* Description of the task *
Reproduce the items from the first line through the line containing "data-cell[interactable]: $538,218 [1184, 961, 1305, 983]", substituting "grid-cell" for every occurrence of "data-cell" and keeping everything else unchanged.

* Data section *
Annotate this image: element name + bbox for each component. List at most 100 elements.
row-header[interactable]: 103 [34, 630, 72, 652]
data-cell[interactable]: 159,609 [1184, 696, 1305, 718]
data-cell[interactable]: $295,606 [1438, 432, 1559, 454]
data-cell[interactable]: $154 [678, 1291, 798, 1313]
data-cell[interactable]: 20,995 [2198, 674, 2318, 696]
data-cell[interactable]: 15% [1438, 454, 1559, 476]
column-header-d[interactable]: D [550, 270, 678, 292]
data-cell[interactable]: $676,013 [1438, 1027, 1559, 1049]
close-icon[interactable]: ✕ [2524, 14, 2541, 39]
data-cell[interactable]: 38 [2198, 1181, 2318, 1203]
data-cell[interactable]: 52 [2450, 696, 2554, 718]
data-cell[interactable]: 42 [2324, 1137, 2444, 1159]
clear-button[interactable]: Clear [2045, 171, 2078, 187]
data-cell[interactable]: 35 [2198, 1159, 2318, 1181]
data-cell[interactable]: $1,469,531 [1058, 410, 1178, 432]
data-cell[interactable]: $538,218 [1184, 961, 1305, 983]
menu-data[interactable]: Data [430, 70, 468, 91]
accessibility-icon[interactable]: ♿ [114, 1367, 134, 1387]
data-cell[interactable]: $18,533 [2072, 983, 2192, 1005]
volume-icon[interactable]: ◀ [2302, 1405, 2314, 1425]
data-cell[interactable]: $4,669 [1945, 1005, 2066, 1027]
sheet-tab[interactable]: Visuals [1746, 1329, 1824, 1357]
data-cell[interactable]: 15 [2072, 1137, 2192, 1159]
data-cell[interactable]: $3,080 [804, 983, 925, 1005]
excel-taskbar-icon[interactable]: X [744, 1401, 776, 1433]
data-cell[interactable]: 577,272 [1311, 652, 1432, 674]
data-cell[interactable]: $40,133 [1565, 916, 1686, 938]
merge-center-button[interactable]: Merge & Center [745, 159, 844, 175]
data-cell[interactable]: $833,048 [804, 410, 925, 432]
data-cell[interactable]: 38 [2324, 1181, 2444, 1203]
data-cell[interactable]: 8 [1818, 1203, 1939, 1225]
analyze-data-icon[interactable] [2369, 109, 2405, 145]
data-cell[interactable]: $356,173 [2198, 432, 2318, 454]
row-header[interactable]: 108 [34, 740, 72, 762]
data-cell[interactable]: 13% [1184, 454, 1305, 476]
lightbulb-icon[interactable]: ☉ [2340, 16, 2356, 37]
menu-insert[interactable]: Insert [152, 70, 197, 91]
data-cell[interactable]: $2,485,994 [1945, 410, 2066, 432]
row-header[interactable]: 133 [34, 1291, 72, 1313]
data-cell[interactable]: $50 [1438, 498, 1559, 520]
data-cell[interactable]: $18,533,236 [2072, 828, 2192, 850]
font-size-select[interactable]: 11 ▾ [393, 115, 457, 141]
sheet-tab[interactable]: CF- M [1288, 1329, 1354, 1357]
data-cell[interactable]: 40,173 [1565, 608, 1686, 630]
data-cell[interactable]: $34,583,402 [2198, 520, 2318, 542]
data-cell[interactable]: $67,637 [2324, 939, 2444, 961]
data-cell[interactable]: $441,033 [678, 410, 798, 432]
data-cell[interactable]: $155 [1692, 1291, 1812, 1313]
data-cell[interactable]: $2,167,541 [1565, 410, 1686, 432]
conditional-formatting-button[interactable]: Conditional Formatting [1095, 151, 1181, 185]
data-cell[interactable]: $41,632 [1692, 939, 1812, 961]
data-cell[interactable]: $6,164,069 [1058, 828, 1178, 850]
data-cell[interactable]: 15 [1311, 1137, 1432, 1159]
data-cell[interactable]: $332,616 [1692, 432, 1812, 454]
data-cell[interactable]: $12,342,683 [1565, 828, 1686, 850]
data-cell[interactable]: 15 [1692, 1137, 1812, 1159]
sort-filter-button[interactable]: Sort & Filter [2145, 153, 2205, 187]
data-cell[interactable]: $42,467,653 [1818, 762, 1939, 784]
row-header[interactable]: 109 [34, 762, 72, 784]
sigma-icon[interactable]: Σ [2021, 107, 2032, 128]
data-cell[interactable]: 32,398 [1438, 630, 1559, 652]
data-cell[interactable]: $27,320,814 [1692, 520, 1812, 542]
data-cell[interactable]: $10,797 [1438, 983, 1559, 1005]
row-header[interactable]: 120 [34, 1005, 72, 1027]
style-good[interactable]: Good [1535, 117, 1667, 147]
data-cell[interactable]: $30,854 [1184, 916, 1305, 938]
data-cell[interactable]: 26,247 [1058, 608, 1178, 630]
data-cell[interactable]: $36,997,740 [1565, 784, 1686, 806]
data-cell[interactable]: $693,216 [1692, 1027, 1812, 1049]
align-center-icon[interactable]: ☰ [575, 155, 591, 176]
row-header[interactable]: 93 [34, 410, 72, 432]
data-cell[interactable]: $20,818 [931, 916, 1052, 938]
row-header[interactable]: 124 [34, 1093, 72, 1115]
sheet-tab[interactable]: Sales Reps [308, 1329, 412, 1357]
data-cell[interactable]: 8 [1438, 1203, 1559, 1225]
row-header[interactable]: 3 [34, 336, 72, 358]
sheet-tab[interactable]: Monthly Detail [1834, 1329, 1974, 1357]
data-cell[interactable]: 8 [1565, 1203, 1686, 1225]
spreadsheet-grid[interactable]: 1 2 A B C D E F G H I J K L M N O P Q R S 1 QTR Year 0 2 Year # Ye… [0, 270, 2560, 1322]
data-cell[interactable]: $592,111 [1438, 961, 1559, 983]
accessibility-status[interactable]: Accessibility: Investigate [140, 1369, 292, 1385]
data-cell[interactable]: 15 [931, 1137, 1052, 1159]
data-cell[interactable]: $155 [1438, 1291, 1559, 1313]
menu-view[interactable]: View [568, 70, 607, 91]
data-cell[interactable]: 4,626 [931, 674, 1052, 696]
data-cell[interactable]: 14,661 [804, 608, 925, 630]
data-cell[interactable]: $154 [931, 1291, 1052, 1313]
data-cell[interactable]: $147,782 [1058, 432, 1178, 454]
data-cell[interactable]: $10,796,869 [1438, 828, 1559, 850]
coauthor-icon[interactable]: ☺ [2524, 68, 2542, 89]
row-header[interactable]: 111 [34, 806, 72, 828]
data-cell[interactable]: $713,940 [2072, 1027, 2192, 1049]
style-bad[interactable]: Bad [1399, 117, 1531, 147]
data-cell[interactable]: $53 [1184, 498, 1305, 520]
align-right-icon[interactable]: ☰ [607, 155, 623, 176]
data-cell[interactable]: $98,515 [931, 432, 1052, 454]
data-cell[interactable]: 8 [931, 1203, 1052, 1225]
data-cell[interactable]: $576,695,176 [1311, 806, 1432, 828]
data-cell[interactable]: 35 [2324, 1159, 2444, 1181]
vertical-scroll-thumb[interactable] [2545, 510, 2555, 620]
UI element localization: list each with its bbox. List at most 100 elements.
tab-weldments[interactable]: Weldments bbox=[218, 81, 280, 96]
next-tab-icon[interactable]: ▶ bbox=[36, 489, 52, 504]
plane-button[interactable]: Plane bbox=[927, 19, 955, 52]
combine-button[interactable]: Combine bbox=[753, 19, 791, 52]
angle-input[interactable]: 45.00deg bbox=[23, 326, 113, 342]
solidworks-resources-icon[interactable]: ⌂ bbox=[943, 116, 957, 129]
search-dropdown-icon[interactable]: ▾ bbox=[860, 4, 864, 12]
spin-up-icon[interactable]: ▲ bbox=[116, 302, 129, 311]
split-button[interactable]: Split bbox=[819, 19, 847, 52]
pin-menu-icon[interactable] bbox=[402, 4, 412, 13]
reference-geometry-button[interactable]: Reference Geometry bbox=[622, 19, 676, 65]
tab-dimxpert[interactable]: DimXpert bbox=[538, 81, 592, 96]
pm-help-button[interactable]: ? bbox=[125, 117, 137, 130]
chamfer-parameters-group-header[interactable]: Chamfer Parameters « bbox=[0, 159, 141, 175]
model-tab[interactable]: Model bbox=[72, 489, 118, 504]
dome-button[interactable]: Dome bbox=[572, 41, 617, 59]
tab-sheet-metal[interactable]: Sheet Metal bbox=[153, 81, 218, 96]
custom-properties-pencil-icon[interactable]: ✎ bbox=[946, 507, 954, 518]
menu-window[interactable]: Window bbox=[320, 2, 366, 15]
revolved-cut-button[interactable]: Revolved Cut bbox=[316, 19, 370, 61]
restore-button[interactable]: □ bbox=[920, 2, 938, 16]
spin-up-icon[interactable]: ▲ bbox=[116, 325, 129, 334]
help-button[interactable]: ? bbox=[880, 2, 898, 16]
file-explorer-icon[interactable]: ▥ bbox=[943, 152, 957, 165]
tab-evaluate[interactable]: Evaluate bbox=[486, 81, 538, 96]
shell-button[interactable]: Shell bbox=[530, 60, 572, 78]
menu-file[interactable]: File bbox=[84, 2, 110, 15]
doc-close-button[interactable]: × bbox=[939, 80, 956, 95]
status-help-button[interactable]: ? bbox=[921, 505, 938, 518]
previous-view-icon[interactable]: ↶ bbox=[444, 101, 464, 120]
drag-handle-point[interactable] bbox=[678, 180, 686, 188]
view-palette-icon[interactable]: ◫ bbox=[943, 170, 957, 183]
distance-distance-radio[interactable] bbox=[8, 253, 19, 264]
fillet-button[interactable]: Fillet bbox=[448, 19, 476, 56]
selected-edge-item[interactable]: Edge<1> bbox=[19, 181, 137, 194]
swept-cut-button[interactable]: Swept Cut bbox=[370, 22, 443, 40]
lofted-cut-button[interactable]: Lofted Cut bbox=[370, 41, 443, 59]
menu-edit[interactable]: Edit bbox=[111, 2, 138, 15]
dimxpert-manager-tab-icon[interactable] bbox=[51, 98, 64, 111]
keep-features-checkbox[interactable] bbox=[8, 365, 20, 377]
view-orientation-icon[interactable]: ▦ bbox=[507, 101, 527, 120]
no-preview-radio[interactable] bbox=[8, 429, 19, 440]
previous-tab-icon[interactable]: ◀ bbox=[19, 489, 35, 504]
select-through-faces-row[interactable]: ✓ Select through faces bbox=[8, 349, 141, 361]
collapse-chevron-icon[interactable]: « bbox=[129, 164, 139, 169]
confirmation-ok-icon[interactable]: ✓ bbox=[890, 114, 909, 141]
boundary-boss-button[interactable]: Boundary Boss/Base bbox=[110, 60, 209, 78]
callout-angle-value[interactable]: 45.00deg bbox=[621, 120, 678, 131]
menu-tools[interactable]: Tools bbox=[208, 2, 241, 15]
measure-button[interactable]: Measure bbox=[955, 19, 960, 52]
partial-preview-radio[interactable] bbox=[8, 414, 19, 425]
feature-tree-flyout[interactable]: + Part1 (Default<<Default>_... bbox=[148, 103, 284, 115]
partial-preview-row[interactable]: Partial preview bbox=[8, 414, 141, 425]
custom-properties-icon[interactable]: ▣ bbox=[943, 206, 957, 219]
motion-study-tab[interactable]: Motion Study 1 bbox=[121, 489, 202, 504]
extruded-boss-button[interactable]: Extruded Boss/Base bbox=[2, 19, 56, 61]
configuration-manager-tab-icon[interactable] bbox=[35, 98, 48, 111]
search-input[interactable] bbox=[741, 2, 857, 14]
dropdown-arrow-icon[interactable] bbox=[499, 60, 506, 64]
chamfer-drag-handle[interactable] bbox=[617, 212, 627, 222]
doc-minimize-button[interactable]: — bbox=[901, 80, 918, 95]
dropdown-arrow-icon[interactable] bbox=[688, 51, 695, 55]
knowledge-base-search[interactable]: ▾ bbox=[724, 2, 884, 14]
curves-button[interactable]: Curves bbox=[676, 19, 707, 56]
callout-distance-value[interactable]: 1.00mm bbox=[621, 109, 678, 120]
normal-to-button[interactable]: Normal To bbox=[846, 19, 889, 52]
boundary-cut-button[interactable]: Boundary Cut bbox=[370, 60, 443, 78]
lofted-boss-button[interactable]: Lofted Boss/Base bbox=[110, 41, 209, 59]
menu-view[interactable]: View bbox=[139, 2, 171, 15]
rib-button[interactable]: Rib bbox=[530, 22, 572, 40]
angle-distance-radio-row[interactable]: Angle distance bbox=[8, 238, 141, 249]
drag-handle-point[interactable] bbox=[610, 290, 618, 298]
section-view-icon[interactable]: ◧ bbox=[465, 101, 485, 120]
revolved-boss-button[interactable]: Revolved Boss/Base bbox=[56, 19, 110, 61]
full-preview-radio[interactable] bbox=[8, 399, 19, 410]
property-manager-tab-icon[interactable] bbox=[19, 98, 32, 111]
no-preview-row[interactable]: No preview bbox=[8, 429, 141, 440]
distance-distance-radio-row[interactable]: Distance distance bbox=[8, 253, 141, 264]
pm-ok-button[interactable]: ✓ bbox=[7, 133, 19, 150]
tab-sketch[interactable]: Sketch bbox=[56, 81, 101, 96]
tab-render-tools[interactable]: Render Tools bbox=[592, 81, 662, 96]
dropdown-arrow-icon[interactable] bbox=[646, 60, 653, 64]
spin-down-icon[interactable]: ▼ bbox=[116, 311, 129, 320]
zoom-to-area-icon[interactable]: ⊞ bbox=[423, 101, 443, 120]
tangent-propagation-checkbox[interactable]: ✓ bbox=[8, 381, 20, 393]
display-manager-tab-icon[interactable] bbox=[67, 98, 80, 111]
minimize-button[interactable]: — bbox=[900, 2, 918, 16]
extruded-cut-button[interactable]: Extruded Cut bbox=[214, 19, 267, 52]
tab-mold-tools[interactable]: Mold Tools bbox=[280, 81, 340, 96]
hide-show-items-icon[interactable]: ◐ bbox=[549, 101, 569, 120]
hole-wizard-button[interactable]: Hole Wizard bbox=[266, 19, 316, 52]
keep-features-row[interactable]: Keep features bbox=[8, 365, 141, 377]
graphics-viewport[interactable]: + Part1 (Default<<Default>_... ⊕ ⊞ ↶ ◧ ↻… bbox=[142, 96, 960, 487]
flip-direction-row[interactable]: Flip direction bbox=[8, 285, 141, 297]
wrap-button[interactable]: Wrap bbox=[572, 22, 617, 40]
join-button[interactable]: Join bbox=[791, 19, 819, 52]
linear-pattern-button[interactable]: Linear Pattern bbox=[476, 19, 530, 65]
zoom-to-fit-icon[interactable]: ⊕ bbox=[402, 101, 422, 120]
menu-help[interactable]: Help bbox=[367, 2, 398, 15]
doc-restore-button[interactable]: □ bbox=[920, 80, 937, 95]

* Final result *
Annotate this image: element name + bbox for each component. List at most 100 elements.
row-header[interactable]: 103 [34, 630, 72, 652]
grid-cell[interactable]: 159,609 [1184, 696, 1305, 718]
grid-cell[interactable]: $295,606 [1438, 432, 1559, 454]
grid-cell[interactable]: $154 [678, 1291, 798, 1313]
grid-cell[interactable]: 20,995 [2198, 674, 2318, 696]
grid-cell[interactable]: 15% [1438, 454, 1559, 476]
column-header-d[interactable]: D [550, 270, 678, 292]
grid-cell[interactable]: $676,013 [1438, 1027, 1559, 1049]
close-icon[interactable]: ✕ [2524, 14, 2541, 39]
grid-cell[interactable]: 38 [2198, 1181, 2318, 1203]
grid-cell[interactable]: 52 [2450, 696, 2554, 718]
grid-cell[interactable]: 42 [2324, 1137, 2444, 1159]
clear-button[interactable]: Clear [2045, 171, 2078, 187]
grid-cell[interactable]: 35 [2198, 1159, 2318, 1181]
grid-cell[interactable]: $1,469,531 [1058, 410, 1178, 432]
grid-cell[interactable]: $538,218 [1184, 961, 1305, 983]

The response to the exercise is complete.